* **SET EXERCISE**
All the data must come back unchanged, except that pictures are left out.

* **RECORD SET**
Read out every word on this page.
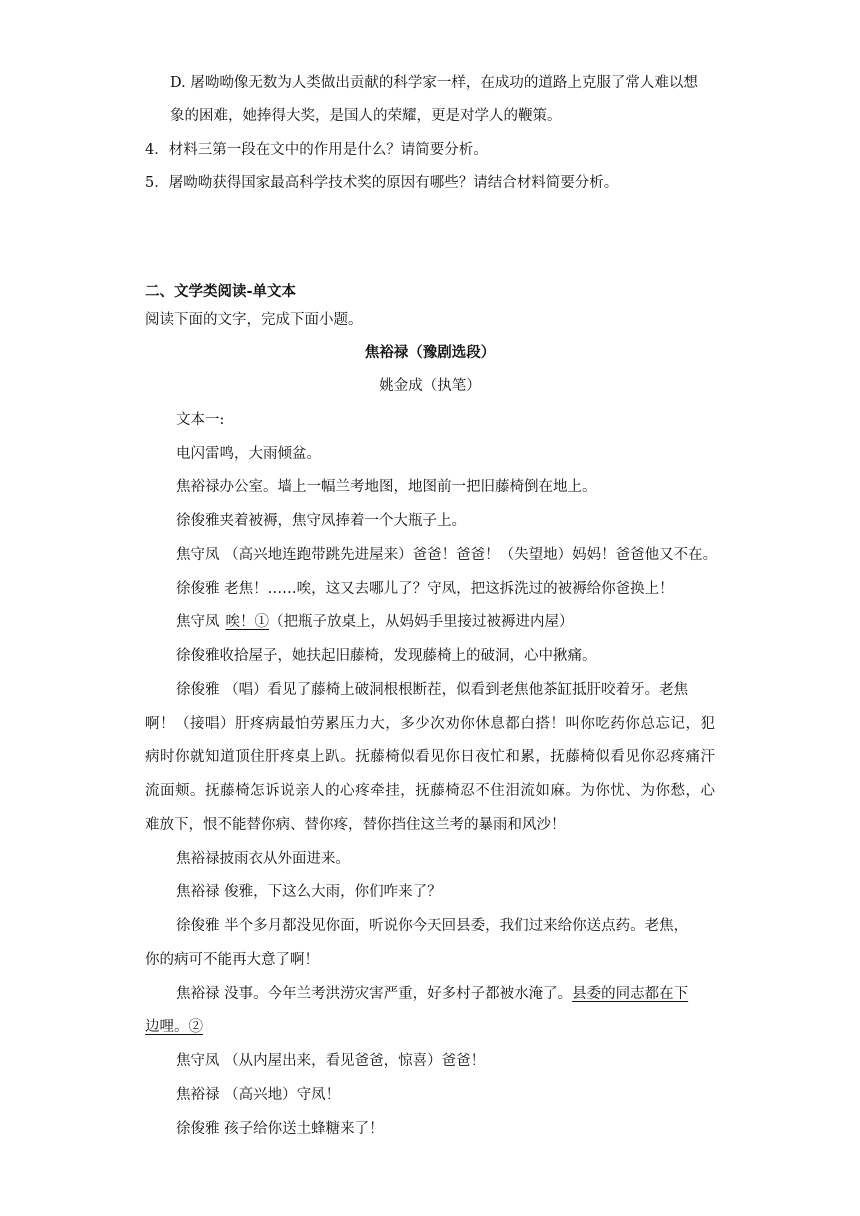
D. 屠呦呦像无数为人类做出贡献的科学家一样，在成功的道路上克服了常人难以想
象的困难，她捧得大奖，是国人的荣耀，更是对学人的鞭策。
4．材料三第一段在文中的作用是什么？请简要分析。
5．屠呦呦获得国家最高科学技术奖的原因有哪些？请结合材料简要分析。
二、文学类阅读-单文本
阅读下面的文字，完成下面小题。
焦裕禄（豫剧选段）
姚金成（执笔）
文本一:
电闪雷鸣，大雨倾盆。
焦裕禄办公室。墙上一幅兰考地图，地图前一把旧藤椅倒在地上。
徐俊雅夹着被褥，焦守凤捧着一个大瓶子上。
焦守凤 （高兴地连跑带跳先进屋来）爸爸！爸爸！（失望地）妈妈！爸爸他又不在。
徐俊雅 老焦！……唉，这又去哪儿了？守凤，把这拆洗过的被褥给你爸换上！
焦守凤 唉！①（把瓶子放桌上，从妈妈手里接过被褥进内屋）
徐俊雅收拾屋子，她扶起旧藤椅，发现藤椅上的破洞，心中揪痛。
徐俊雅 （唱）看见了藤椅上破洞根根断茬，似看到老焦他茶缸抵肝咬着牙。老焦
啊！（接唱）肝疼病最怕劳累压力大，多少次劝你休息都白搭！叫你吃药你总忘记，犯
病时你就知道顶住肝疼桌上趴。抚藤椅似看见你日夜忙和累，抚藤椅似看见你忍疼痛汗
流面颊。抚藤椅怎诉说亲人的心疼牵挂，抚藤椅忍不住泪流如麻。为你忧、为你愁，心
难放下，恨不能替你病、替你疼，替你挡住这兰考的暴雨和风沙！
焦裕禄披雨衣从外面进来。
焦裕禄 俊雅，下这么大雨，你们咋来了？
徐俊雅 半个多月都没见你面，听说你今天回县委，我们过来给你送点药。老焦，
你的病可不能再大意了啊！
焦裕禄 没事。今年兰考洪涝灾害严重，好多村子都被水淹了。县委的同志都在下
边哩。②
焦守凤 （从内屋出来，看见爸爸，惊喜）爸爸！
焦裕禄 （高兴地）守凤！
徐俊雅 孩子给你送土蜂糖来了！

* **SOLUTION BELOW**
Read out every word on this page.
D. 屠呦呦像无数为人类做出贡献的科学家一样，在成功的道路上克服了常人难以想
象的困难，她捧得大奖，是国人的荣耀，更是对学人的鞭策。
4．材料三第一段在文中的作用是什么？请简要分析。
5．屠呦呦获得国家最高科学技术奖的原因有哪些？请结合材料简要分析。
二、文学类阅读-单文本
阅读下面的文字，完成下面小题。
焦裕禄（豫剧选段）
姚金成（执笔）
文本一:
电闪雷鸣，大雨倾盆。
焦裕禄办公室。墙上一幅兰考地图，地图前一把旧藤椅倒在地上。
徐俊雅夹着被褥，焦守凤捧着一个大瓶子上。
焦守凤 （高兴地连跑带跳先进屋来）爸爸！爸爸！（失望地）妈妈！爸爸他又不在。
徐俊雅 老焦！……唉，这又去哪儿了？守凤，把这拆洗过的被褥给你爸换上！
焦守凤 唉！①（把瓶子放桌上，从妈妈手里接过被褥进内屋）
徐俊雅收拾屋子，她扶起旧藤椅，发现藤椅上的破洞，心中揪痛。
徐俊雅 （唱）看见了藤椅上破洞根根断茬，似看到老焦他茶缸抵肝咬着牙。老焦
啊！（接唱）肝疼病最怕劳累压力大，多少次劝你休息都白搭！叫你吃药你总忘记，犯
病时你就知道顶住肝疼桌上趴。抚藤椅似看见你日夜忙和累，抚藤椅似看见你忍疼痛汗
流面颊。抚藤椅怎诉说亲人的心疼牵挂，抚藤椅忍不住泪流如麻。为你忧、为你愁，心
难放下，恨不能替你病、替你疼，替你挡住这兰考的暴雨和风沙！
焦裕禄披雨衣从外面进来。
焦裕禄 俊雅，下这么大雨，你们咋来了？
徐俊雅 半个多月都没见你面，听说你今天回县委，我们过来给你送点药。老焦，
你的病可不能再大意了啊！
焦裕禄 没事。今年兰考洪涝灾害严重，好多村子都被水淹了。县委的同志都在下
边哩。②
焦守凤 （从内屋出来，看见爸爸，惊喜）爸爸！
焦裕禄 （高兴地）守凤！
徐俊雅 孩子给你送土蜂糖来了！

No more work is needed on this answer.